> SET PROBLEM:
Find every line with the word "formerly". Copy those lines.

— start STORED DATA —

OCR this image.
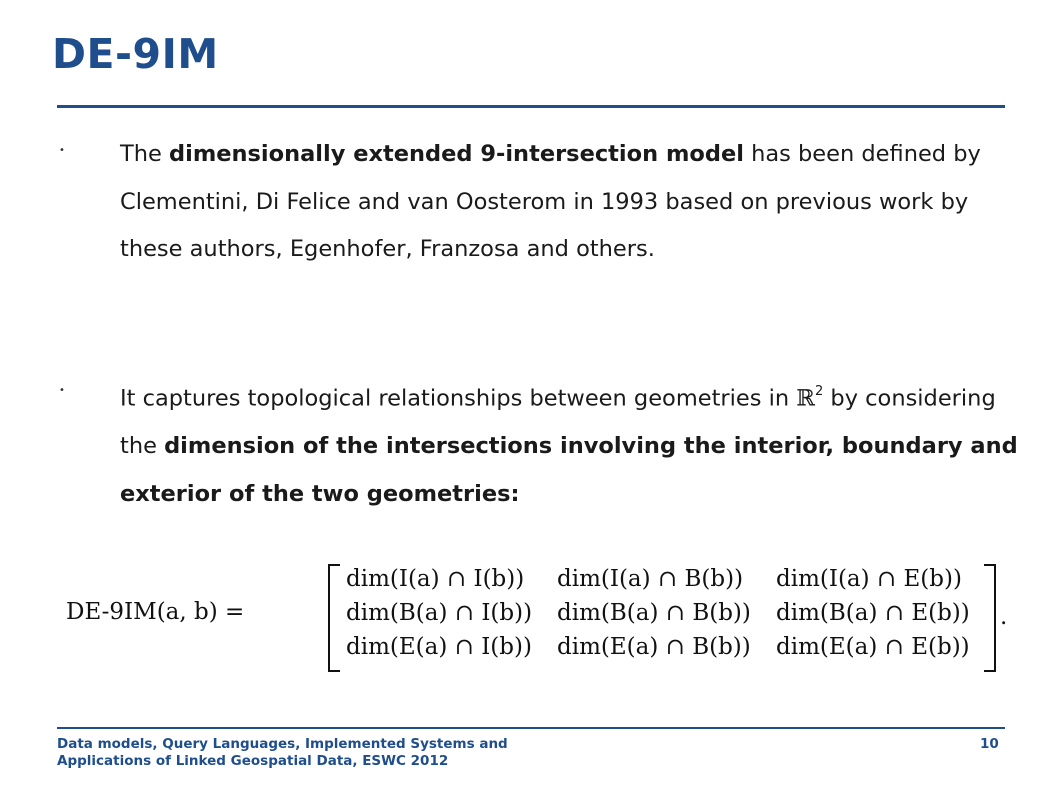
DE-9IM
• The dimensionally extended 9-intersection model has been defined by Clementini, Di Felice and van Oosterom in 1993 based on previous work by these authors, Egenhofer, Franzosa and others.

• It captures topological relationships between geometries in ℝ$^2$ by considering the dimension of the intersections involving the interior, boundary and exterior of the two geometries:

DE-9IM(a, b) =
dim(I(a) ∩ I(b)) dim(I(a) ∩ B(b)) dim(I(a) ∩ E(b))
dim(B(a) ∩ I(b)) dim(B(a) ∩ B(b)) dim(B(a) ∩ E(b))
dim(E(a) ∩ I(b)) dim(E(a) ∩ B(b)) dim(E(a) ∩ E(b))
.
Data models, Query Languages, Implemented Systems and
Applications of Linked Geospatial Data, ESWC 2012
10
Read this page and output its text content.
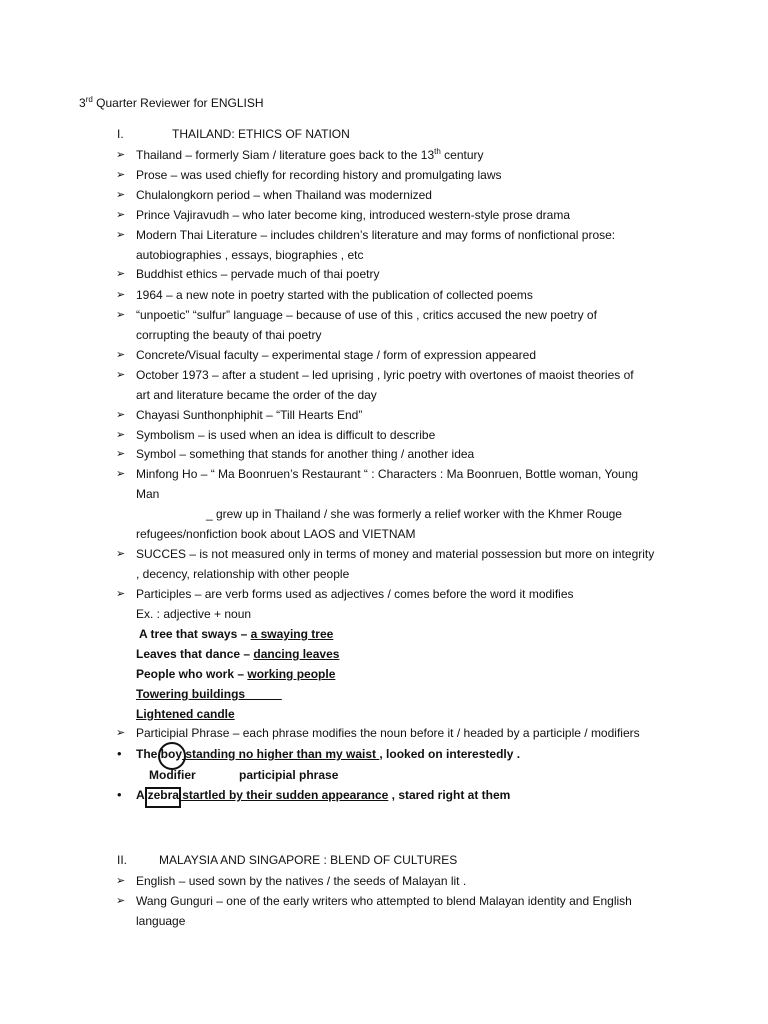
3rd Quarter Reviewer for ENGLISH
I.	THAILAND: ETHICS OF NATION
➢
➢
➢
➢
➢
➢
➢
➢
➢
➢
➢
➢
➢
➢
➢
➢
➢
•
•
➢
➢
Thailand – formerly Siam / literature goes back to the 13th century
Prose – was used chiefly for recording history and promulgating laws
Chulalongkorn period – when Thailand was modernized
Prince Vajiravudh – who later become king, introduced western-style prose drama
Modern Thai Literature – includes children’s literature and may forms of nonfictional prose:
autobiographies , essays, biographies , etc
Buddhist ethics – pervade much of thai poetry
1964 – a new note in poetry started with the publication of collected poems
“unpoetic” “sulfur” language – because of use of this , critics accused the new poetry of
corrupting the beauty of thai poetry
Concrete/Visual faculty – experimental stage / form of expression appeared
October 1973 – after a student – led uprising , lyric poetry with overtones of maoist theories of
art and literature became the order of the day
Chayasi Sunthonphiphit – “Till Hearts End”
Symbolism – is used when an idea is difficult to describe
Symbol – something that stands for another thing / another idea
Minfong Ho – “ Ma Boonruen’s Restaurant “ : Characters : Ma Boonruen, Bottle woman, Young
Man
_ grew up in Thailand / she was formerly a relief worker with the Khmer Rouge
refugees/nonfiction book about LAOS and VIETNAM
SUCCES – is not measured only in terms of money and material possession but more on integrity
, decency, relationship with other people
Participles – are verb forms used as adjectives / comes before the word it modifies
Ex. : adjective + noun
A tree that sways – a swaying tree
Leaves that dance – dancing leaves
People who work – working people
Towering buildings
Lightened candle
Participial Phrase – each phrase modifies the noun before it / headed by a participle / modifiers
The boy standing no higher than my waist , looked on interestedly .
Modifier	participial phrase
A zebra startled by their sudden appearance , stared right at them
II.	MALAYSIA AND SINGAPORE : BLEND OF CULTURES
English – used sown by the natives / the seeds of Malayan lit .
Wang Gunguri – one of the early writers who attempted to blend Malayan identity and English
language
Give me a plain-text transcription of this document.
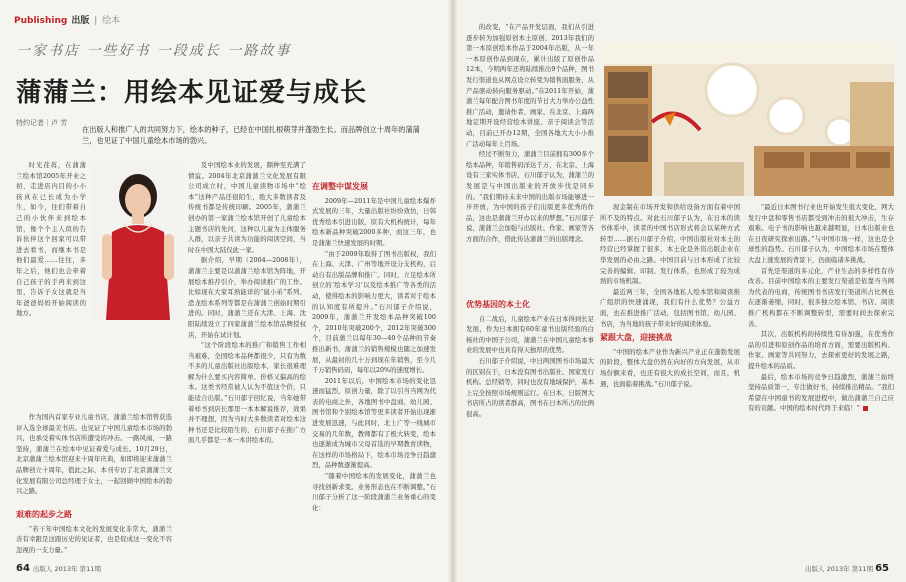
Publishing 出版 | 绘本
一家书店 一些好书 一段成长 一路故事
蒲蒲兰：用绘本见证爱与成长
特约记者｜卢 芳
在出版人和推广人的共同努力下，绘本的种子，已经在中国扎根萌芽并蓬勃生长。而品牌创立十周年的蒲蒲兰，也见证了中国儿童绘本市场的勃兴。

时光荏苒，在蒲蒲兰绘本馆2005年开业之初，走进店内目的小小孩真在已长成为小学生，如今，往们带着自己的小伙伴来到绘本馆，像个个主人似的告诉伙伴这个回家可以带进去看书，而继本书是他们最爱……往往，多年之后，他们也会牵着自己孩子的手再来到这里，告诉子女这就是当年爸爸妈妈开始阅读的地方。

作为国内首家专业儿童书店，蒲蒲兰绘本馆曾获选评入选全球最美书店。也见证了中国儿童绘本市场的勃兴，也承受着实体书店所遭受的冲击。一路风雨，一路坚持，蒲蒲兰在绘本中见证着爱与成长。10月29日，北京蒲蒲兰绘本馆迎来十周年庆典，如即将迎来蒲蒲兰品牌创立十周年，值此之际，本刊专访了北京蒲蒲兰文化发展有限公司总经理于女士，一起回顾中国绘本的勃兴之路。

艰难的起步之路

“若干年中国绘本文化的发展变化非常大，蒲蒲兰善有幸跟是这跟历史的见证者，也是促成这一变化不容忽视的一支力量。”

及中国绘本业的发展，颇种至充满了情谊。2004年北京蒲蒲兰文化发展有限公司成立时，中国儿童读物市场中“绘本”这种产品还很陌生，绝大多数读者及传统书都是传统印刷。2005年，蒲蒲兰创办的第一家蒲兰绘本馆开创了儿童绘本主题书店的先河，这种以儿童为主体服务人群，以亲子共读为功能的阅读空间，当时在中国大陆仅此一家。

据介绍，早期（2004—2008年），蒲蒲兰主要是以蒲蒲兰绘本馆为阵地，开展绘本推荐引介，举办阅读推广的工作。比如现在大家耳熟能详的“鼠小弟”系列、恐龙绘本系列等都是在蒲蒲兰创始时期引进的。同时，蒲蒲兰还在大津、上海、沈阳陆续设立了四家蒲蒲兰绘本馆品牌授权店，开始在试计划。

“这个阶段绘本的推广和销售工作相当艰难，全国绘本品种都很少，只有为数不多的儿童出版社出版绘本，家长很难理解为什么要买内容简单、价格又偏高的绘本。这类书经常被人认为不值这个价，只能适合出版。”石川郁子回忆说，当年她带着样书到店长那里一本本解说推荐，效果并不理想，因为当时大多数读者对绘本这种书还是比较陌生的，石川郁子在推广方面几乎都是一本一本讲绘本的。

在调整中谋发展

2009年—2011年是中国儿童绘本爆炸式发展的三年，大量出版社纷纷效仿，日韩优秀绘本引进出版，原有大机构统计，每年绘本新品种突破2000多种，而这三年，也是蒲蒲兰快速发展的时期。

“由于2009年取得了图书出版权，我们在上海、天津、广州等地开设分支机构，启动自有出版品牌和推广。同时，立足绘本所创立的‘绘本学习’以及绘本推广等各类的活动，使得绘本的影响力更大，读者对于绘本的认知度有所提升。”石川郁子介绍说，2009年，蒲蒲兰开发绘本品种突破100个，2010年突破200个，2012年突破300个，目前蒲兰以每年30—40个品种的节奏推出新书，蒲蒲兰的销售规模也随之加速发展，从最初的几十万到现在年销售，至今几千万销售码码，每年以20%的速度增长。

2011年以后，中国绘本市场的变化迅速而猛烈，原创力量，除了以引当当网为代表的电商之外，各地图书中盘商、幼儿园、图书馆和个别绘本馆等更多读者开始出现渐进发展迅速，与此同时，北上广等一线城市交易的几年数，教师都有了极大转变，绘本也逐渐成为城市父母首选的早期教育读物，在这样的市场格局下，绘本市场竞争日趋激烈，品种数逐渐提高。

“随着中国绘本的发展变化，蒲蒲兰也寻找创新求变。业务形态也在不断调整。”石川郁子分析了这一阶段蒲蒲兰业务重心的变化：

64 出版人 2013年 第11期

的改变，“在产品开发层面，我们从引进逐步转为加强原创本土原创，2013年我们的第一本原创绘本作品于2004年出版，从一年一本原创作品到现在，累计出版了原创作品12本，今明两年还将陆续推出9个品种，图书发行渠道也从网点设立转变为销售面服务，从产品驱动转向服务驱动。”在2011年开始，蒲蒲兰每年配合图书年度的节日大力举办公益性推广活动，邀请作者、画家、在北京、上海两地定期开设经营绘本讲座、亲子阅读会等活动，目前已开办12期，全国各地大大小小推广活动每年上百场。

经过不断努力，蒲蒲兰目前拥有300多个绘本品种，年销售码洋达千万，在北京、上海设有三家实体书店，石川郁子认为，蒲蒲兰的发展是与中国出版业的开放步伐是同步的。“我们期待未来中国的出版市场能够进一步开放，为中国的孩子们出版更多优秀的作品，这也是蒲蒲兰开办以来的梦想。”石川郁子说，蒲蒲兰会加强与出版社、作家、画家等各方面的合作，借此传达蒲蒲兰的出版理念。

优势基因的本土化

自二战后，儿童绘本产业在日本得到长足发展，作为日本拥有60年童书出版经验的白杨社的中国子公司，蒲蒲兰在中国儿童绘本事业的发展中也具有得天独厚的优势。

石川郁子介绍说，中日两国图书市场最大的区别在于，日本没有图书出版社、国家发行机构。总经销等，同时也没有地域保护，基本上完全按照市场规则运行。在日本，日版图大书店所占的读者群高，图书在日本所占的比例很高。

现金制在市场开发和供给设备方面有着中国所不及的特点。对此石川郁子认为，在日本的读书体系中，读者的中国书店形式将会以某种方式转型……据石川郁子介绍，中国出版社对本土的经营已经掌握了很多，本土化是外资出版企业在华发展的必由之路。中国目前与日本形成了比较完善的编辑、印制、发行体系，也形成了较为成熟的市场机制。

最近两三年，全国各地私人绘本馆和阅读推广组织的快速涌现，我们有什么优势？公益方面，也在推进推广活动，包括图书馆、幼儿园、书店，为当地的孩子带来好的阅读体验。

紧跟大盘，迎接挑战

“中国的绘本产业作为新兴产业正在蓬勃发展的阶段，整体大盘仍然在向好的方向发展，从市场份额来看，也还有很大的成长空间，而且，机遇，也面临着挑战。”石川郁子说。

“最近日本图书行业也开始发生很大变化，网大发行中盘和零售书店都受到冲击的很大冲击，生存艰难。电子书的影响也越来越明显，日本出版业也在日夜研究探索出路。”与中国市场一样，这也是全球性的趋势。石川郁子认为，中国绘本市场在整体大盘上涨发展的背景下，仍面临诸多挑战。

首先是渠道的多元化，产业生态的多样性有待改善。目前中国绘本的主要发行渠道是依靠当当网为代表的电商，传统图书书店发行渠道所占比例也在逐渐萎缩，同时，很多独立绘本馆、书店、阅读推广机构都在不断调整转型，需要时间去探索完善。

其次，出版机构的持续性有待加强，在优秀作品的引进和原创作品的培育方面，需要出版机构、作家、画家等共同努力，去探索更好的发展之路，提升绘本的品质。

最后，绘本市场的竞争日趋激烈，蒲蒲兰始终坚持品质第一，专注做好书，持续推出精品。“我们希望在中国童书的发展进程中，做出蒲蒲兰自己应有的贡献。中国的绘本时代终于来临！”

出版人 2013年 第11期 65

— end STORED DATA —

> TASK OUTPUT:
Thailand – formerly Siam / literature goes back to the 13th century
_ grew up in Thailand / she was formerly a relief worker with the Khmer Rouge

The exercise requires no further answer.